§ Data extracts:
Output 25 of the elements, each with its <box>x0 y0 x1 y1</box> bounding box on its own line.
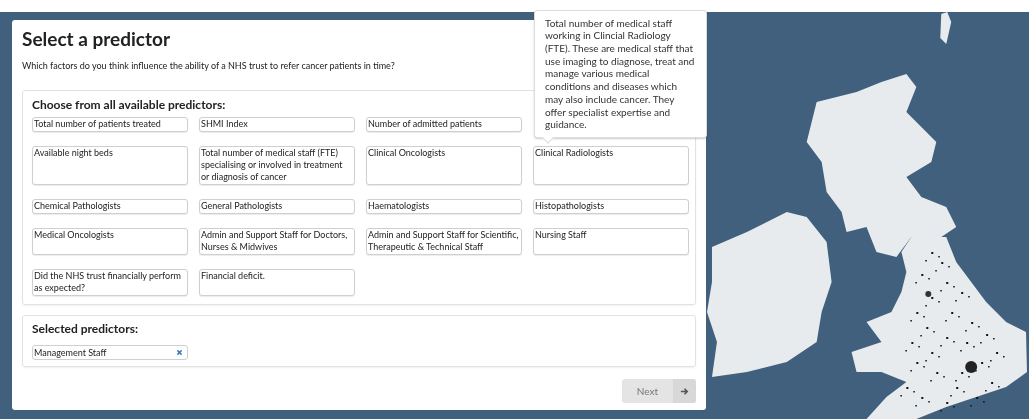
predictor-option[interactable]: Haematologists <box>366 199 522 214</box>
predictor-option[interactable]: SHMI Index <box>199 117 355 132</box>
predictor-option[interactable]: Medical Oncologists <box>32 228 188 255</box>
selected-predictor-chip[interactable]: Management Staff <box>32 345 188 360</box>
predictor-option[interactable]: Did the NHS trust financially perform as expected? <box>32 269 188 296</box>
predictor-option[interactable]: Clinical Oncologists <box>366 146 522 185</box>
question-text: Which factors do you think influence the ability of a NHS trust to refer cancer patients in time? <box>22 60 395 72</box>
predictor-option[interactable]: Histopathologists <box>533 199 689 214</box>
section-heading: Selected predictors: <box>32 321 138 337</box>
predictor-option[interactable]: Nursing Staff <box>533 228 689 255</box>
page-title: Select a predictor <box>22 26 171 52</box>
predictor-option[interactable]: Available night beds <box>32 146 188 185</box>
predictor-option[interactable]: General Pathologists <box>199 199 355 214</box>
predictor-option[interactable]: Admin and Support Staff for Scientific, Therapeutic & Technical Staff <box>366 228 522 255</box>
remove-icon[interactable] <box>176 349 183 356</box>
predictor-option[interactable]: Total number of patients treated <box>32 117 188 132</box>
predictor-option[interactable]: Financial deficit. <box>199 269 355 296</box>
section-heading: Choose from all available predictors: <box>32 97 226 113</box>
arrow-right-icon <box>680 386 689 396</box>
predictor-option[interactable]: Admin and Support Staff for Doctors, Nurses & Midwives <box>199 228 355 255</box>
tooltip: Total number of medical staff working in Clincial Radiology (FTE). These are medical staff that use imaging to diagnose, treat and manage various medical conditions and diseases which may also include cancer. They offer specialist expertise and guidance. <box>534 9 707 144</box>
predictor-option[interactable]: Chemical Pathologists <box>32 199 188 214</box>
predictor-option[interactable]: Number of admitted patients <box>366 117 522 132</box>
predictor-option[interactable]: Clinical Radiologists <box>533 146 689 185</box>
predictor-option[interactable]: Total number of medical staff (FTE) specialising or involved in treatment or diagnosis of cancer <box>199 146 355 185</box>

§ Exercise requirements: Write the data above out again exactly, every line of it, and exclude the pictures.

§ Your solution:
Output 25 of the elements, each with its <box>x0 y0 x1 y1</box> bounding box on its own line.
predictor-option[interactable]: Haematologists <box>366 199 522 214</box>
predictor-option[interactable]: SHMI Index <box>199 117 355 132</box>
predictor-option[interactable]: Medical Oncologists <box>32 228 188 255</box>
selected-predictor-chip[interactable]: Management Staff <box>32 345 188 360</box>
predictor-option[interactable]: Did the NHS trust financially perform as expected? <box>32 269 188 296</box>
predictor-option[interactable]: Clinical Oncologists <box>366 146 522 185</box>
question-text: Which factors do you think influence the ability of a NHS trust to refer cancer patients in time? <box>22 60 395 72</box>
predictor-option[interactable]: Histopathologists <box>533 199 689 214</box>
section-heading: Selected predictors: <box>32 321 138 337</box>
predictor-option[interactable]: Nursing Staff <box>533 228 689 255</box>
page-title: Select a predictor <box>22 26 171 52</box>
predictor-option[interactable]: Available night beds <box>32 146 188 185</box>
predictor-option[interactable]: General Pathologists <box>199 199 355 214</box>
predictor-option[interactable]: Admin and Support Staff for Scientific, Therapeutic & Technical Staff <box>366 228 522 255</box>
remove-icon[interactable] <box>176 349 183 356</box>
predictor-option[interactable]: Total number of patients treated <box>32 117 188 132</box>
predictor-option[interactable]: Financial deficit. <box>199 269 355 296</box>
section-heading: Choose from all available predictors: <box>32 97 226 113</box>
arrow-right-icon <box>680 386 689 396</box>
predictor-option[interactable]: Admin and Support Staff for Doctors, Nurses & Midwives <box>199 228 355 255</box>
tooltip: Total number of medical staff working in Clincial Radiology (FTE). These are medical staff that use imaging to diagnose, treat and manage various medical conditions and diseases which may also include cancer. They offer specialist expertise and guidance. <box>534 9 707 144</box>
predictor-option[interactable]: Chemical Pathologists <box>32 199 188 214</box>
predictor-option[interactable]: Number of admitted patients <box>366 117 522 132</box>
predictor-option[interactable]: Clinical Radiologists <box>533 146 689 185</box>
predictor-option[interactable]: Total number of medical staff (FTE) specialising or involved in treatment or diagnosis of cancer <box>199 146 355 185</box>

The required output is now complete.